§ **SET TASK**
Within the records that follow, find every line containing the string "Concilii". Copy those lines.

§ **DATA FOR PROCESSING**

━━━

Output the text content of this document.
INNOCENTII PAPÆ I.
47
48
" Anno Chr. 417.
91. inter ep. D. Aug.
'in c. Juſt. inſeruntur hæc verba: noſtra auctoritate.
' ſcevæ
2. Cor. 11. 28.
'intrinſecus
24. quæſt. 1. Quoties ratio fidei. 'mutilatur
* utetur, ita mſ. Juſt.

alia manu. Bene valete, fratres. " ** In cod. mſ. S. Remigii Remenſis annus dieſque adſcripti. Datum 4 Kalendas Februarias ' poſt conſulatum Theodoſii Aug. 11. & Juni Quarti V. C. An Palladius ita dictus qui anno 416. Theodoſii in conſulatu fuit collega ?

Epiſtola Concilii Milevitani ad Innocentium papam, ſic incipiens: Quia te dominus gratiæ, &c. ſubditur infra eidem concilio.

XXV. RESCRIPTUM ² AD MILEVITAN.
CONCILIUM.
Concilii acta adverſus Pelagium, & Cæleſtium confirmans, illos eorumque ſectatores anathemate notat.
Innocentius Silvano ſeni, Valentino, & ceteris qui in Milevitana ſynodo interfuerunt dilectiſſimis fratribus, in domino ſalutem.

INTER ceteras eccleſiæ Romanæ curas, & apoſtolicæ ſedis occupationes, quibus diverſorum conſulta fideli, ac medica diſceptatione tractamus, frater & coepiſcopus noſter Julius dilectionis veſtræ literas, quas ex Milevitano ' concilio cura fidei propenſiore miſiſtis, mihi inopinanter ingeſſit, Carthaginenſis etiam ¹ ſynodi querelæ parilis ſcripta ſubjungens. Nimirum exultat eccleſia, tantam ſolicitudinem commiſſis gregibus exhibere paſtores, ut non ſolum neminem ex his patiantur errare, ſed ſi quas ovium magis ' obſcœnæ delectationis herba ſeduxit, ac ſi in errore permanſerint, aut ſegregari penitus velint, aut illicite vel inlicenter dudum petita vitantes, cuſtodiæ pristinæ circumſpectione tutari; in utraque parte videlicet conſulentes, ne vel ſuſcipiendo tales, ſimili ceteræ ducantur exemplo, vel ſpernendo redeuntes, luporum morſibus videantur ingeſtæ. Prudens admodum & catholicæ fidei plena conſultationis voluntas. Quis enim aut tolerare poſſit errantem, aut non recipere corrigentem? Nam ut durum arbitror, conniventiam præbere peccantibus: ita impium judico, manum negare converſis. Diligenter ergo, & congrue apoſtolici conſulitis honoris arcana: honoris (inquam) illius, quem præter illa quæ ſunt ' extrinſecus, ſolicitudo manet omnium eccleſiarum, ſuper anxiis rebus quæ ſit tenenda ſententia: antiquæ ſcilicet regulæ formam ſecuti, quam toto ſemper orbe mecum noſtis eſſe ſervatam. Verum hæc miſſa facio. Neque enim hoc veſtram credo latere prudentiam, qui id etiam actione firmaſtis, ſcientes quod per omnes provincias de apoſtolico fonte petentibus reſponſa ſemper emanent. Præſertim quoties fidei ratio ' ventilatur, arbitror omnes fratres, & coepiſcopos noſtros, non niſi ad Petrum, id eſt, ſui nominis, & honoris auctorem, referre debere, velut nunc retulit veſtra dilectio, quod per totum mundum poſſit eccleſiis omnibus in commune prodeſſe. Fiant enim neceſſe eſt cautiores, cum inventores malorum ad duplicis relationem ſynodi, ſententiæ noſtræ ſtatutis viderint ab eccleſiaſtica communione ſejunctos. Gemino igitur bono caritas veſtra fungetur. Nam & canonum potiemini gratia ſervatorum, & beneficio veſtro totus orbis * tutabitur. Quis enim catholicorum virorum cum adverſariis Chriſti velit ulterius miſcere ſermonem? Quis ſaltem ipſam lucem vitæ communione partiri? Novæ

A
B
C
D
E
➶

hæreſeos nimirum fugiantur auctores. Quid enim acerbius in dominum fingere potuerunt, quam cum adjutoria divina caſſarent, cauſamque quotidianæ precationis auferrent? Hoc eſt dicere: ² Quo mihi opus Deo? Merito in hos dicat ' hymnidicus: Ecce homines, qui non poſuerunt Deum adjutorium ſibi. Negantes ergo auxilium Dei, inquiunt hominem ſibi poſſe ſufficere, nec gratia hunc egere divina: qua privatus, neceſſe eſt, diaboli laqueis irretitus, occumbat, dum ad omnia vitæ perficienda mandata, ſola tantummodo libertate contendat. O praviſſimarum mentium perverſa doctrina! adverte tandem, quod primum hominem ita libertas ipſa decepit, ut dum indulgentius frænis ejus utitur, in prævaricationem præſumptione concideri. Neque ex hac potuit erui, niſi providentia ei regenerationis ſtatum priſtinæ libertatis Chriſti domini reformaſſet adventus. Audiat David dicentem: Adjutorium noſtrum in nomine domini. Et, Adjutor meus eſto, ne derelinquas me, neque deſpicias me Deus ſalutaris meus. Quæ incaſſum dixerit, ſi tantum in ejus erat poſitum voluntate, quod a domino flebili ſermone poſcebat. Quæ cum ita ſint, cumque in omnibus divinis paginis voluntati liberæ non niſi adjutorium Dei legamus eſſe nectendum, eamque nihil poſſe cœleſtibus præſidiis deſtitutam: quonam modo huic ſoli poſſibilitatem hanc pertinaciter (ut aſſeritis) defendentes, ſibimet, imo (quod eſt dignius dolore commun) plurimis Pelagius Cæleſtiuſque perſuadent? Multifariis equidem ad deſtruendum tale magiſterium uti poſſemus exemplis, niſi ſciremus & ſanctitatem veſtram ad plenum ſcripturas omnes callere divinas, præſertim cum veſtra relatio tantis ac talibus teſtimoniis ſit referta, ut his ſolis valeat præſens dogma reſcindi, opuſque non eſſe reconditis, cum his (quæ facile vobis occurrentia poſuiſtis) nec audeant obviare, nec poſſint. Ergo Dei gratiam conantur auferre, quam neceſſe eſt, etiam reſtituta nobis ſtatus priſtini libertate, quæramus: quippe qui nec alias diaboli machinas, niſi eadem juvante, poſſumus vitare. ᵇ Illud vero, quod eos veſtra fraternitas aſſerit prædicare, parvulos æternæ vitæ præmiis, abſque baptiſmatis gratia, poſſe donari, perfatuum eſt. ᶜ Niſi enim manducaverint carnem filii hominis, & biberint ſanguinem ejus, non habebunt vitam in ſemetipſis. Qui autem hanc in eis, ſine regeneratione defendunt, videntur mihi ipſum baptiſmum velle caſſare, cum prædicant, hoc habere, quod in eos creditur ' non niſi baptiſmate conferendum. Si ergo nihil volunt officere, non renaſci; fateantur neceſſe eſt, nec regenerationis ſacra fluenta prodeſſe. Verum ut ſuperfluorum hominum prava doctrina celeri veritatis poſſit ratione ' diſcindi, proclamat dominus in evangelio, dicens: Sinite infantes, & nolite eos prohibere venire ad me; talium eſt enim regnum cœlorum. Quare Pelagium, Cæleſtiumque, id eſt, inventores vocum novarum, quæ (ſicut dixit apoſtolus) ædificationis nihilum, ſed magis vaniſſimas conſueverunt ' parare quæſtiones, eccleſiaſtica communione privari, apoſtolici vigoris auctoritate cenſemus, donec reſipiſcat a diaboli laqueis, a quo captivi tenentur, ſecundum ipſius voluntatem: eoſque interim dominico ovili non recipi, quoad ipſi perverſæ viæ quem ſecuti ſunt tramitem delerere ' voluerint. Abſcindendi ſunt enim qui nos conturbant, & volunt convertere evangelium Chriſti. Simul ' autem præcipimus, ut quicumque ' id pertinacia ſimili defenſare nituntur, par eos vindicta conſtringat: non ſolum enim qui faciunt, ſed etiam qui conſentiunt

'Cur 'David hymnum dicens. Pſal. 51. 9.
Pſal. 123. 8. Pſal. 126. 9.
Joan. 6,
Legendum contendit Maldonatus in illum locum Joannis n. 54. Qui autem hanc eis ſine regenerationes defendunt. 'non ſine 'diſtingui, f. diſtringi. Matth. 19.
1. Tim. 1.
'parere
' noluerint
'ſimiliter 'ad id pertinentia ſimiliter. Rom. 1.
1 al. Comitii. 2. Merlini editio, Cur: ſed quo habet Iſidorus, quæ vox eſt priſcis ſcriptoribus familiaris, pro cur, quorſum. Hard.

━━━

§ **ANSWER TO THIS EXERCISE**
Epiſtola Concilii Milevitani ad Innocentium papam, ſic incipiens: Quia te dominus gratiæ, &c. ſubditur infra eidem concilio.
Concilii acta adverſus Pelagium, & Cæleſtium confirmans, illos eorumque ſectatores anathemate notat.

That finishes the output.